[Rows from a dataset]
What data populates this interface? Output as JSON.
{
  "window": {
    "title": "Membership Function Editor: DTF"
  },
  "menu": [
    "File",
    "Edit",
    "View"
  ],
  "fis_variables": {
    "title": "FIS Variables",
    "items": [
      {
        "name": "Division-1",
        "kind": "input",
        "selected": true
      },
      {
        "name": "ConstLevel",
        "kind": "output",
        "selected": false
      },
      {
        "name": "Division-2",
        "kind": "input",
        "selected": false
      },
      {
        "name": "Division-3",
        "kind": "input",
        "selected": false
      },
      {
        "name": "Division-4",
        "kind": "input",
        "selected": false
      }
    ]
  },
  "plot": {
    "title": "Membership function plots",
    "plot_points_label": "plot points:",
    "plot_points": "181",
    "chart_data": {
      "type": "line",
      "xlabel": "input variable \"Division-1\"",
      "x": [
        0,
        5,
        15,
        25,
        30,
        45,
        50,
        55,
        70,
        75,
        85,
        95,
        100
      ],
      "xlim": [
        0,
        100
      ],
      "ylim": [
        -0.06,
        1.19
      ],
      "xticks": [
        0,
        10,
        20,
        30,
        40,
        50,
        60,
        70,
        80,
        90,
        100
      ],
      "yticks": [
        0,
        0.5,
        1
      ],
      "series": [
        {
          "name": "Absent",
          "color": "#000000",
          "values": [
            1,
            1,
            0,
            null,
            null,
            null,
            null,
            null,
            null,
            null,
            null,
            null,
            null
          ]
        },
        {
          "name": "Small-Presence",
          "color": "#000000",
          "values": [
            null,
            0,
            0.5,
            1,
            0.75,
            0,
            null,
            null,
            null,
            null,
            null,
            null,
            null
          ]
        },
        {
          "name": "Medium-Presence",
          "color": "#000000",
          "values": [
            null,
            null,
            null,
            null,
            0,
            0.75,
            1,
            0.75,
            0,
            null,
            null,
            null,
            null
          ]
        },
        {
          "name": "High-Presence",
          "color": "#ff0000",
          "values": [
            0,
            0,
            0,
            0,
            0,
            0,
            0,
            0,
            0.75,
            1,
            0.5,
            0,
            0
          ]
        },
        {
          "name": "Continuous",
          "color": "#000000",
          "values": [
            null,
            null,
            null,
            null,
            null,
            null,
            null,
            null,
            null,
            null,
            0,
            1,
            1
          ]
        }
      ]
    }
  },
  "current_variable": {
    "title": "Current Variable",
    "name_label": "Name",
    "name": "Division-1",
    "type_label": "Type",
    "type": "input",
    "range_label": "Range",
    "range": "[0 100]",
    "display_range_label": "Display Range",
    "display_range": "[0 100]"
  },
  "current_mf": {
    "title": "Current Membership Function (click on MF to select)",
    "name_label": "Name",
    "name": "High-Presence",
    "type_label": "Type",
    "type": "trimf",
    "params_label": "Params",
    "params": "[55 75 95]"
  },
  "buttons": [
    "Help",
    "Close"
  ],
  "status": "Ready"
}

▶ **Goal**:
Each record above should be output again exactly.

▶ **Answer in full**:
What data populates this interface? Output as JSON.
{
  "window": {
    "title": "Membership Function Editor: DTF"
  },
  "menu": [
    "File",
    "Edit",
    "View"
  ],
  "fis_variables": {
    "title": "FIS Variables",
    "items": [
      {
        "name": "Division-1",
        "kind": "input",
        "selected": true
      },
      {
        "name": "ConstLevel",
        "kind": "output",
        "selected": false
      },
      {
        "name": "Division-2",
        "kind": "input",
        "selected": false
      },
      {
        "name": "Division-3",
        "kind": "input",
        "selected": false
      },
      {
        "name": "Division-4",
        "kind": "input",
        "selected": false
      }
    ]
  },
  "plot": {
    "title": "Membership function plots",
    "plot_points_label": "plot points:",
    "plot_points": "181",
    "chart_data": {
      "type": "line",
      "xlabel": "input variable \"Division-1\"",
      "x": [
        0,
        5,
        15,
        25,
        30,
        45,
        50,
        55,
        70,
        75,
        85,
        95,
        100
      ],
      "xlim": [
        0,
        100
      ],
      "ylim": [
        -0.06,
        1.19
      ],
      "xticks": [
        0,
        10,
        20,
        30,
        40,
        50,
        60,
        70,
        80,
        90,
        100
      ],
      "yticks": [
        0,
        0.5,
        1
      ],
      "series": [
        {
          "name": "Absent",
          "color": "#000000",
          "values": [
            1,
            1,
            0,
            null,
            null,
            null,
            null,
            null,
            null,
            null,
            null,
            null,
            null
          ]
        },
        {
          "name": "Small-Presence",
          "color": "#000000",
          "values": [
            null,
            0,
            0.5,
            1,
            0.75,
            0,
            null,
            null,
            null,
            null,
            null,
            null,
            null
          ]
        },
        {
          "name": "Medium-Presence",
          "color": "#000000",
          "values": [
            null,
            null,
            null,
            null,
            0,
            0.75,
            1,
            0.75,
            0,
            null,
            null,
            null,
            null
          ]
        },
        {
          "name": "High-Presence",
          "color": "#ff0000",
          "values": [
            0,
            0,
            0,
            0,
            0,
            0,
            0,
            0,
            0.75,
            1,
            0.5,
            0,
            0
          ]
        },
        {
          "name": "Continuous",
          "color": "#000000",
          "values": [
            null,
            null,
            null,
            null,
            null,
            null,
            null,
            null,
            null,
            null,
            0,
            1,
            1
          ]
        }
      ]
    }
  },
  "current_variable": {
    "title": "Current Variable",
    "name_label": "Name",
    "name": "Division-1",
    "type_label": "Type",
    "type": "input",
    "range_label": "Range",
    "range": "[0 100]",
    "display_range_label": "Display Range",
    "display_range": "[0 100]"
  },
  "current_mf": {
    "title": "Current Membership Function (click on MF to select)",
    "name_label": "Name",
    "name": "High-Presence",
    "type_label": "Type",
    "type": "trimf",
    "params_label": "Params",
    "params": "[55 75 95]"
  },
  "buttons": [
    "Help",
    "Close"
  ],
  "status": "Ready"
}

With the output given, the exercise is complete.